▸ Written problem: List every line in this data where the string "from" occurs.

++++++++++++++++++++

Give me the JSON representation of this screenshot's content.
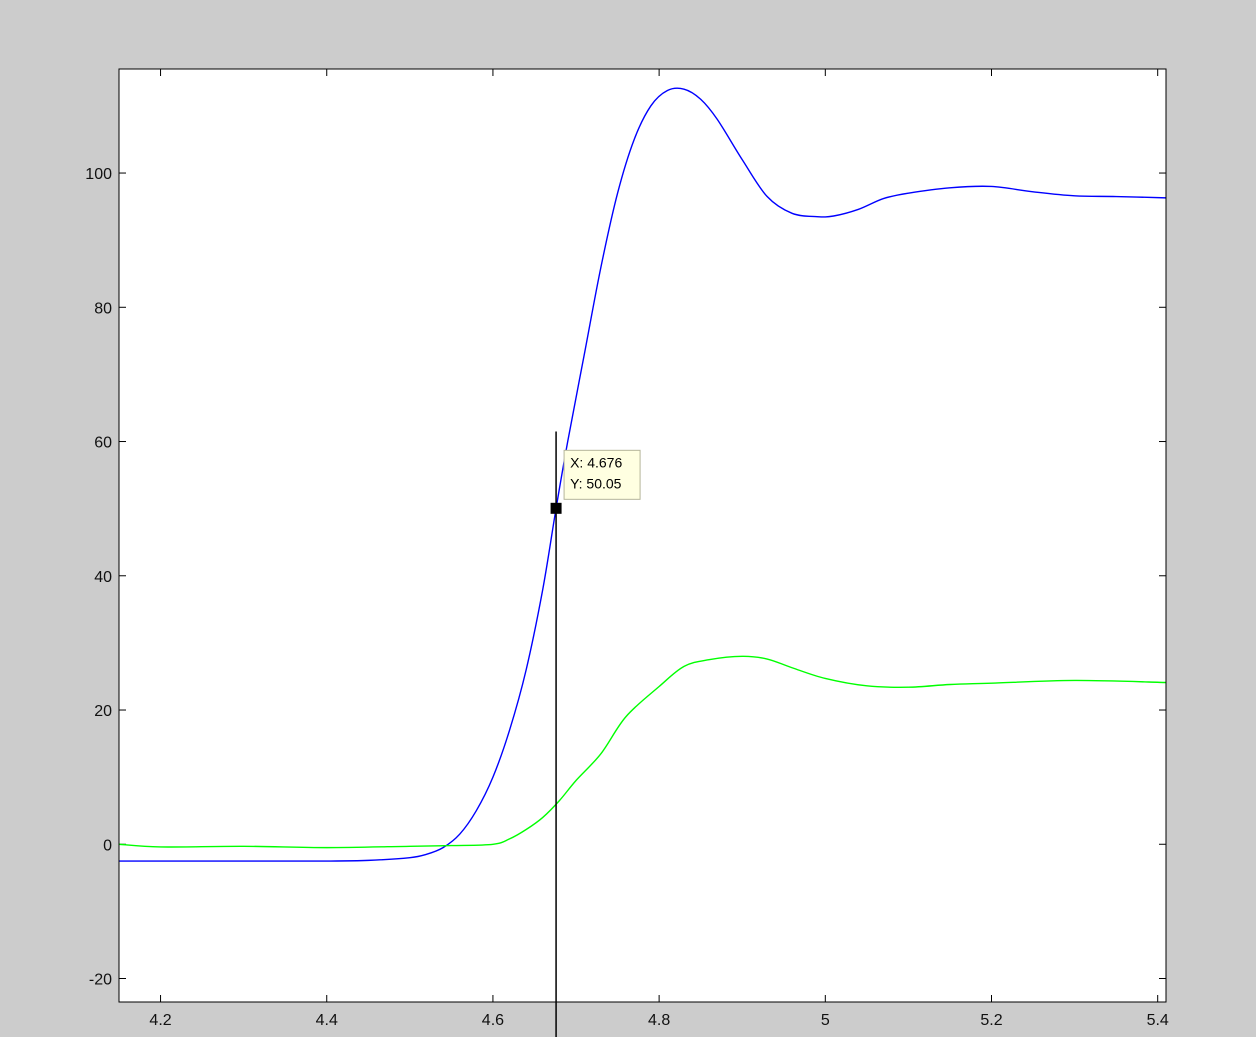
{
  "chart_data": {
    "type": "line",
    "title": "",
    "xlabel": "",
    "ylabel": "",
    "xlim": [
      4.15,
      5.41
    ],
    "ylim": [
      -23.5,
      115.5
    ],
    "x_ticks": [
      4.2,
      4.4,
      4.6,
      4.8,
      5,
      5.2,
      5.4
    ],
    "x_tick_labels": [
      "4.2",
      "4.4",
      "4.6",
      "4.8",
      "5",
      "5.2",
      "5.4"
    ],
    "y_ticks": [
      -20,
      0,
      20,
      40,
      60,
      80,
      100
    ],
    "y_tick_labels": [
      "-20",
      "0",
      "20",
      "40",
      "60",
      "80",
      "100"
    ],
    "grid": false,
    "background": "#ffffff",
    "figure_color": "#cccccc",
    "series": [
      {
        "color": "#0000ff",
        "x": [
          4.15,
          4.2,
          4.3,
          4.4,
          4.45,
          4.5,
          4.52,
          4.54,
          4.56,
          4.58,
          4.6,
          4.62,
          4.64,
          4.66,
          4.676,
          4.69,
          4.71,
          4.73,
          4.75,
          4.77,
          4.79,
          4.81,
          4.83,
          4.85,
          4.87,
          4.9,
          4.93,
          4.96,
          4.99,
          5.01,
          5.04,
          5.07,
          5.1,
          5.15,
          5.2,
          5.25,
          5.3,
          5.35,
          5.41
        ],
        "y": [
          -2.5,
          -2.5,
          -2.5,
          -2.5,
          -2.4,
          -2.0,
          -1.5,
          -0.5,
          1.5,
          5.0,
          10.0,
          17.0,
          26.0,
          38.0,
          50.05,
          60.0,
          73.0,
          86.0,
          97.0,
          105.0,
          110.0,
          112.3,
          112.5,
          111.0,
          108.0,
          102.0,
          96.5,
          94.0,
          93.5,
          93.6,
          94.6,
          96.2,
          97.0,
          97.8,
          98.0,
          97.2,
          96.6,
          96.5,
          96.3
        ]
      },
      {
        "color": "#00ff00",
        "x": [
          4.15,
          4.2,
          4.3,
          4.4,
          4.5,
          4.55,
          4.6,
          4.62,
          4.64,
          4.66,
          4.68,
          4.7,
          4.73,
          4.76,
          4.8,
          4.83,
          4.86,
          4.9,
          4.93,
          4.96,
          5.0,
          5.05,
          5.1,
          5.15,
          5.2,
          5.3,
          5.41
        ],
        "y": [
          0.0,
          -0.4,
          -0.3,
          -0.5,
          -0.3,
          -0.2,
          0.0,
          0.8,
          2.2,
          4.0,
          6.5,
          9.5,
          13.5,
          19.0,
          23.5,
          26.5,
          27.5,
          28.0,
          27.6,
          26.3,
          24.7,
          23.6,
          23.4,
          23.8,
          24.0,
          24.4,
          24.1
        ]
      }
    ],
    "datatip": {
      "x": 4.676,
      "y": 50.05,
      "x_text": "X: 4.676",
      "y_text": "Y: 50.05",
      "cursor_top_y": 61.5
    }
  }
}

++++++++++++++++++++

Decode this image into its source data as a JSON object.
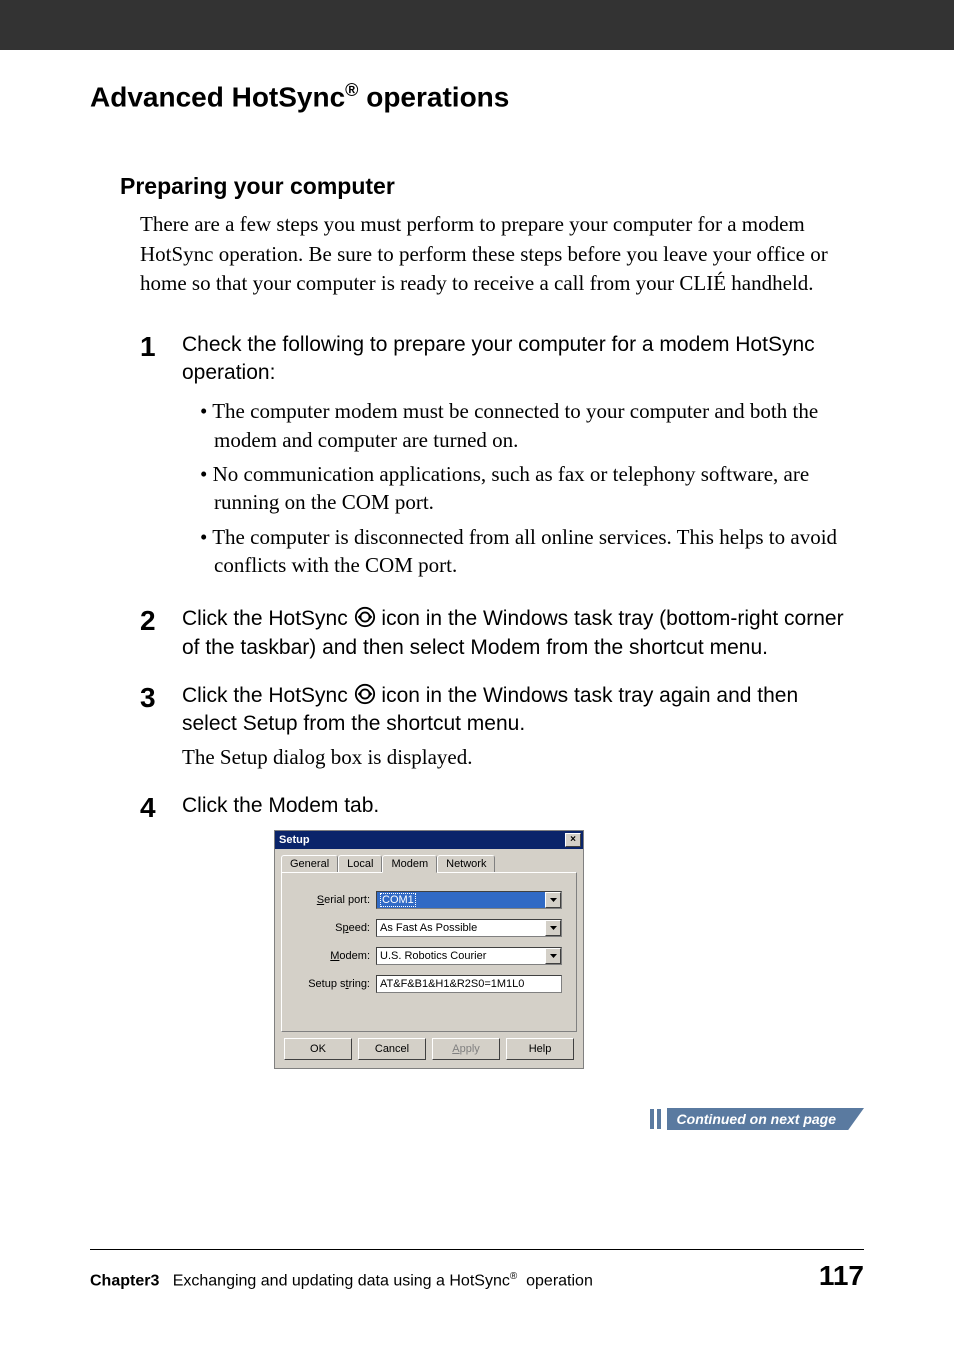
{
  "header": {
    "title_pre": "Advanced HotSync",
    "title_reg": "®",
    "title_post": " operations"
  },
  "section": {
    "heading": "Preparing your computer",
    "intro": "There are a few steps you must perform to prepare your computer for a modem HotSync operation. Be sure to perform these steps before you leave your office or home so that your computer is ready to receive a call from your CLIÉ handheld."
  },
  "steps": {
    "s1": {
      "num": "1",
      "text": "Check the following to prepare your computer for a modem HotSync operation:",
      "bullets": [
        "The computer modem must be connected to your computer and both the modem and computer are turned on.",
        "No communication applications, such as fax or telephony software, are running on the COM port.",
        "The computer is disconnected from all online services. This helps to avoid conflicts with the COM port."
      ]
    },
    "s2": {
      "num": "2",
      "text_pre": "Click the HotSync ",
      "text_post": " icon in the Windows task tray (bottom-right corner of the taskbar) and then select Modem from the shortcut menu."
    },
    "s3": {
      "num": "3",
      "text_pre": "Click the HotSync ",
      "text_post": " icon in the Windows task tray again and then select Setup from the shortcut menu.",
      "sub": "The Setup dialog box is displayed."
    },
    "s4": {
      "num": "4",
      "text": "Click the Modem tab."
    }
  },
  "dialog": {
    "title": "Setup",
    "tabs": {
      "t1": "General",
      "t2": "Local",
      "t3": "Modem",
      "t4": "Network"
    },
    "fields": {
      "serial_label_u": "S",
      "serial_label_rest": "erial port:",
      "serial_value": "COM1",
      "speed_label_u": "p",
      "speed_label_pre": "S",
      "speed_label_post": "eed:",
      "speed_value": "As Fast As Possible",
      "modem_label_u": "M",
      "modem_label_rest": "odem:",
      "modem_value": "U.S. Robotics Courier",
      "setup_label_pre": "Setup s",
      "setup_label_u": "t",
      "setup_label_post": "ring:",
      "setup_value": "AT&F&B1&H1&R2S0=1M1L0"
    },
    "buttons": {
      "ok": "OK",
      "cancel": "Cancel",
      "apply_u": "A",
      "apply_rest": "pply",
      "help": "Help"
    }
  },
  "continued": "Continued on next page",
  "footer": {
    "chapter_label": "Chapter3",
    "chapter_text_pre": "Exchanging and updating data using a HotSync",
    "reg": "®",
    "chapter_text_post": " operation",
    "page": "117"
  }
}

++++++++++++++++++++

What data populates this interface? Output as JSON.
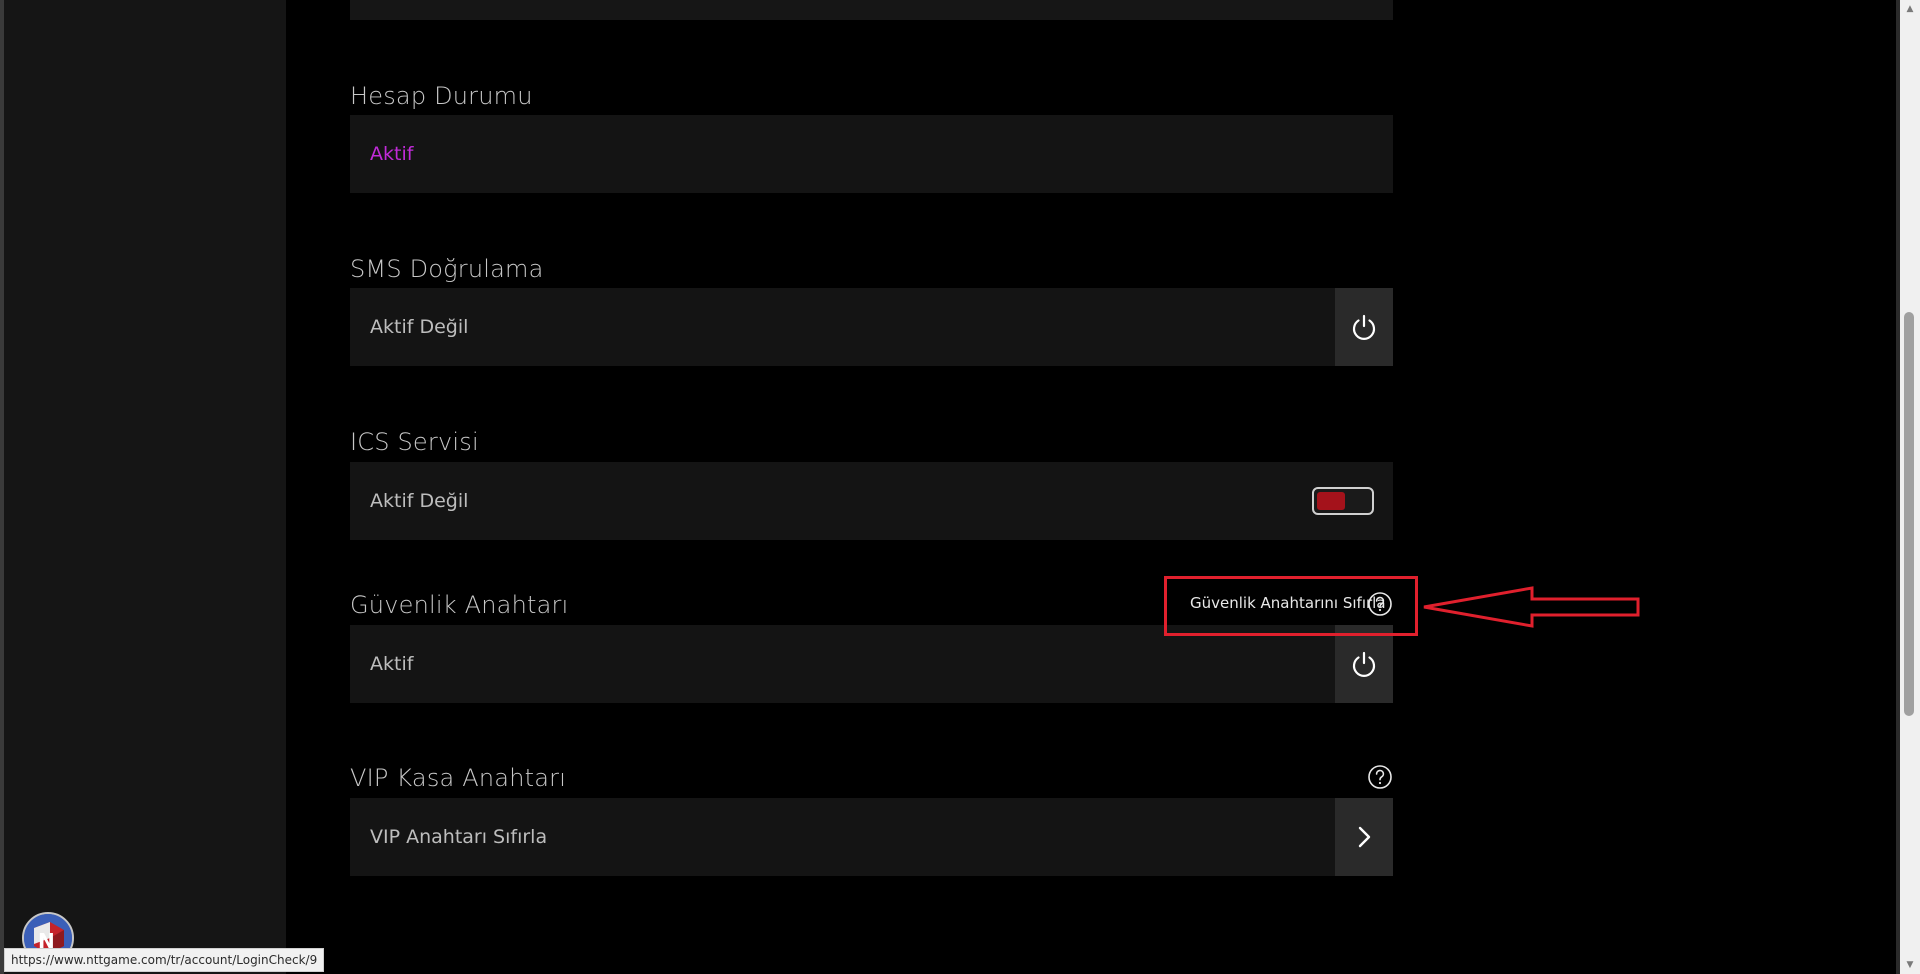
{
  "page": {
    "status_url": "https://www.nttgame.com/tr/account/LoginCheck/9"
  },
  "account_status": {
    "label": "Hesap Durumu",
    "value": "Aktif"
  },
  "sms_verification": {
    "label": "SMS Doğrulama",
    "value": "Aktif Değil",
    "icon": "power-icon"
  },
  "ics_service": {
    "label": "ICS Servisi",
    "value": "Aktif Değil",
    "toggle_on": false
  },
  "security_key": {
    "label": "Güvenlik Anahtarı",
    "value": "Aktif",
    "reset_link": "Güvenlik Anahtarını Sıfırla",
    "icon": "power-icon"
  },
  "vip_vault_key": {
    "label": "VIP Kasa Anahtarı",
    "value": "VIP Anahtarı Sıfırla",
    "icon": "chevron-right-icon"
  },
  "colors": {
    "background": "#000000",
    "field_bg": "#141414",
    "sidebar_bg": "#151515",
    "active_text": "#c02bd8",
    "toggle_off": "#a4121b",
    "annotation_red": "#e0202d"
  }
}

++++++++++++++++++++

▸ Written response:
    "intro": "There are a few steps you must perform to prepare your computer for a modem HotSync operation. Be sure to perform these steps before you leave your office or home so that your computer is ready to receive a call from your CLIÉ handheld."
        "The computer is disconnected from all online services. This helps to avoid conflicts with the COM port."
      "text_post": " icon in the Windows task tray (bottom-right corner of the taskbar) and then select Modem from the shortcut menu."
      "text_post": " icon in the Windows task tray again and then select Setup from the shortcut menu.",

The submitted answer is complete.